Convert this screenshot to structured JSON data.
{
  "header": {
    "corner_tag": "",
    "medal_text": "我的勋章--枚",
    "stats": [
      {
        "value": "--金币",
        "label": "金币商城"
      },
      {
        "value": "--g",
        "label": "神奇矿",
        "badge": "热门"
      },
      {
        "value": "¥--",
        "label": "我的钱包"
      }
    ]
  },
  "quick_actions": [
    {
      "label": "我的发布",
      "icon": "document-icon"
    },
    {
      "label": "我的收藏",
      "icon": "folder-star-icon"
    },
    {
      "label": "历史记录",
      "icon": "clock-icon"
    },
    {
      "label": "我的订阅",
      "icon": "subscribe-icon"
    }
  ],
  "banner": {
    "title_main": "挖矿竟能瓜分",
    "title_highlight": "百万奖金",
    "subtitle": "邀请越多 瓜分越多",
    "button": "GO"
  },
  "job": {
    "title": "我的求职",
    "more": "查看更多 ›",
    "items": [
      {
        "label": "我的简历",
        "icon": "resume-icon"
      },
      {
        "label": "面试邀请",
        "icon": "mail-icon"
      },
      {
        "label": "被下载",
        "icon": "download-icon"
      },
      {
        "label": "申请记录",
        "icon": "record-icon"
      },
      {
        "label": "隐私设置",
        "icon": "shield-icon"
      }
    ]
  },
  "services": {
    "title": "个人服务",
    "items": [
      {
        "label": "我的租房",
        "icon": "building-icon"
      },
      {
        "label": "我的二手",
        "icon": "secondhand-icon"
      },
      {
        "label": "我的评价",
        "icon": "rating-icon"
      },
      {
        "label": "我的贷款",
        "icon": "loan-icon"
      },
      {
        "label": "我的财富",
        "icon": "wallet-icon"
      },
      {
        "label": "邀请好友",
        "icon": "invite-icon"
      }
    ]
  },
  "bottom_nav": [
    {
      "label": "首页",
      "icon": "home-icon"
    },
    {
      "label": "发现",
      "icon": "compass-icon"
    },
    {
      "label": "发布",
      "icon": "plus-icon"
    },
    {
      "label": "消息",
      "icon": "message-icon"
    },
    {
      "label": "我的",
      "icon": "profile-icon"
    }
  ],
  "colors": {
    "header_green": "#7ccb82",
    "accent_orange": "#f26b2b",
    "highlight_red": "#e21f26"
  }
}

*Instructions for the task*. Set down the entries above again, word for word.

*Full answer*.
Convert this screenshot to structured JSON data.
{
  "header": {
    "corner_tag": "",
    "medal_text": "我的勋章--枚",
    "stats": [
      {
        "value": "--金币",
        "label": "金币商城"
      },
      {
        "value": "--g",
        "label": "神奇矿",
        "badge": "热门"
      },
      {
        "value": "¥--",
        "label": "我的钱包"
      }
    ]
  },
  "quick_actions": [
    {
      "label": "我的发布",
      "icon": "document-icon"
    },
    {
      "label": "我的收藏",
      "icon": "folder-star-icon"
    },
    {
      "label": "历史记录",
      "icon": "clock-icon"
    },
    {
      "label": "我的订阅",
      "icon": "subscribe-icon"
    }
  ],
  "banner": {
    "title_main": "挖矿竟能瓜分",
    "title_highlight": "百万奖金",
    "subtitle": "邀请越多 瓜分越多",
    "button": "GO"
  },
  "job": {
    "title": "我的求职",
    "more": "查看更多 ›",
    "items": [
      {
        "label": "我的简历",
        "icon": "resume-icon"
      },
      {
        "label": "面试邀请",
        "icon": "mail-icon"
      },
      {
        "label": "被下载",
        "icon": "download-icon"
      },
      {
        "label": "申请记录",
        "icon": "record-icon"
      },
      {
        "label": "隐私设置",
        "icon": "shield-icon"
      }
    ]
  },
  "services": {
    "title": "个人服务",
    "items": [
      {
        "label": "我的租房",
        "icon": "building-icon"
      },
      {
        "label": "我的二手",
        "icon": "secondhand-icon"
      },
      {
        "label": "我的评价",
        "icon": "rating-icon"
      },
      {
        "label": "我的贷款",
        "icon": "loan-icon"
      },
      {
        "label": "我的财富",
        "icon": "wallet-icon"
      },
      {
        "label": "邀请好友",
        "icon": "invite-icon"
      }
    ]
  },
  "bottom_nav": [
    {
      "label": "首页",
      "icon": "home-icon"
    },
    {
      "label": "发现",
      "icon": "compass-icon"
    },
    {
      "label": "发布",
      "icon": "plus-icon"
    },
    {
      "label": "消息",
      "icon": "message-icon"
    },
    {
      "label": "我的",
      "icon": "profile-icon"
    }
  ],
  "colors": {
    "header_green": "#7ccb82",
    "accent_orange": "#f26b2b",
    "highlight_red": "#e21f26"
  }
}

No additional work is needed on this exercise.